======== Material for this exercise ========

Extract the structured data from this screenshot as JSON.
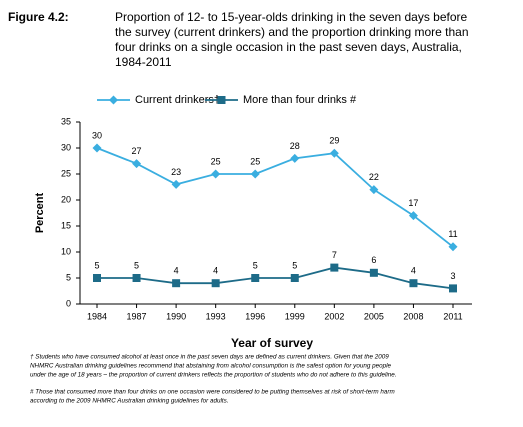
{
  "chart_data": {
    "type": "line",
    "figure_label": "Figure 4.2:",
    "title_lines": [
      "Proportion of 12- to 15-year-olds drinking in the seven days before",
      "the survey (current drinkers) and the proportion drinking more than",
      "four drinks on a single occasion in the past seven days, Australia,",
      "1984-2011"
    ],
    "x_label": "Year of survey",
    "y_label": "Percent",
    "categories": [
      "1984",
      "1987",
      "1990",
      "1993",
      "1996",
      "1999",
      "2002",
      "2005",
      "2008",
      "2011"
    ],
    "series": [
      {
        "name": "Current drinkers†",
        "color": "#3aaee0",
        "marker": "diamond",
        "values": [
          30,
          27,
          23,
          25,
          25,
          28,
          29,
          22,
          17,
          11
        ]
      },
      {
        "name": "More than four drinks #",
        "color": "#1d6b88",
        "marker": "square",
        "values": [
          5,
          5,
          4,
          4,
          5,
          5,
          7,
          6,
          4,
          3
        ]
      }
    ],
    "ylim": [
      0,
      35
    ],
    "yticks": [
      0,
      5,
      10,
      15,
      20,
      25,
      30,
      35
    ],
    "grid": false,
    "legend": "top",
    "footnotes": [
      [
        "† Students who have consumed alcohol at least once in the past seven days are defined as current drinkers. Given that the 2009",
        "NHMRC Australian drinking guidelines recommend that abstaining from alcohol consumption is the safest option for young people",
        "under the age of 18 years – the proportion of current drinkers reflects the proportion of students who do not adhere to this guideline."
      ],
      [
        "# Those that consumed more than four drinks on one occasion were considered to be putting themselves at risk of short-term harm",
        "according to the 2009 NHMRC Australian drinking guidelines for adults."
      ]
    ]
  }
}
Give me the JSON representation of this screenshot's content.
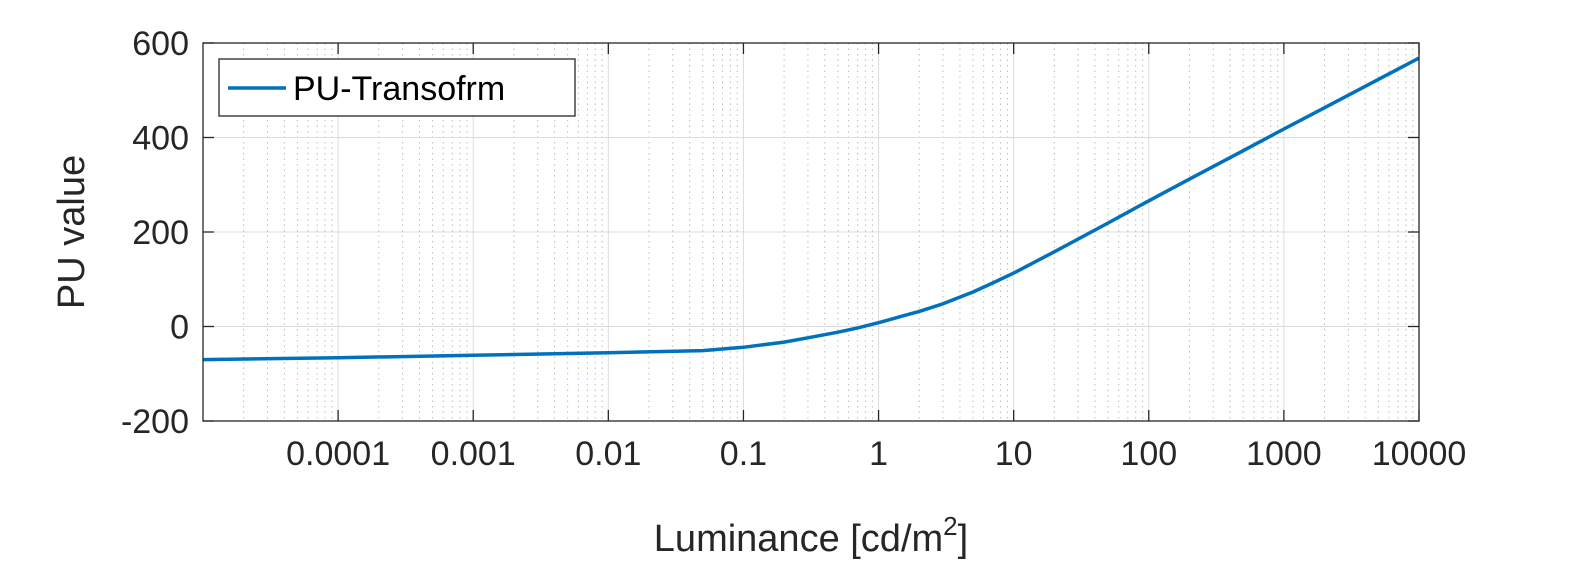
{
  "chart_data": {
    "type": "line",
    "xscale": "log",
    "xlim": [
      1e-05,
      10000
    ],
    "ylim": [
      -200,
      600
    ],
    "xticks": [
      0.0001,
      0.001,
      0.01,
      0.1,
      1,
      10,
      100,
      1000,
      10000
    ],
    "xtick_labels": [
      "0.0001",
      "0.001",
      "0.01",
      "0.1",
      "1",
      "10",
      "100",
      "1000",
      "10000"
    ],
    "yticks": [
      -200,
      0,
      200,
      400,
      600
    ],
    "ytick_labels": [
      "-200",
      "0",
      "200",
      "400",
      "600"
    ],
    "xlabel": "Luminance [cd/m",
    "xlabel_superscript": "2",
    "xlabel_suffix": "]",
    "ylabel": "PU value",
    "grid": true,
    "minor_grid": true,
    "legend": {
      "placement": "top-left",
      "entries": [
        "PU-Transofrm"
      ]
    },
    "series": [
      {
        "name": "PU-Transofrm",
        "color": "#0072BD",
        "x": [
          1e-05,
          0.0001,
          0.001,
          0.01,
          0.05,
          0.1,
          0.2,
          0.3,
          0.5,
          0.7,
          1,
          1.5,
          2,
          3,
          5,
          7,
          10,
          20,
          50,
          100,
          200,
          500,
          1000,
          2000,
          5000,
          10000
        ],
        "y": [
          -70,
          -66,
          -61,
          -55.5,
          -51,
          -44,
          -33,
          -24,
          -12,
          -3,
          8,
          22,
          32,
          48,
          73,
          92,
          113,
          158,
          219,
          266,
          312,
          372,
          418,
          463,
          523,
          568
        ]
      }
    ]
  }
}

========

## [Directive]
Search the lines above for the string "JSON" and copy each line that has it.

## [Written solution]
Extract the structured data from this screenshot as JSON.
Give me the JSON representation of this screenshot's content.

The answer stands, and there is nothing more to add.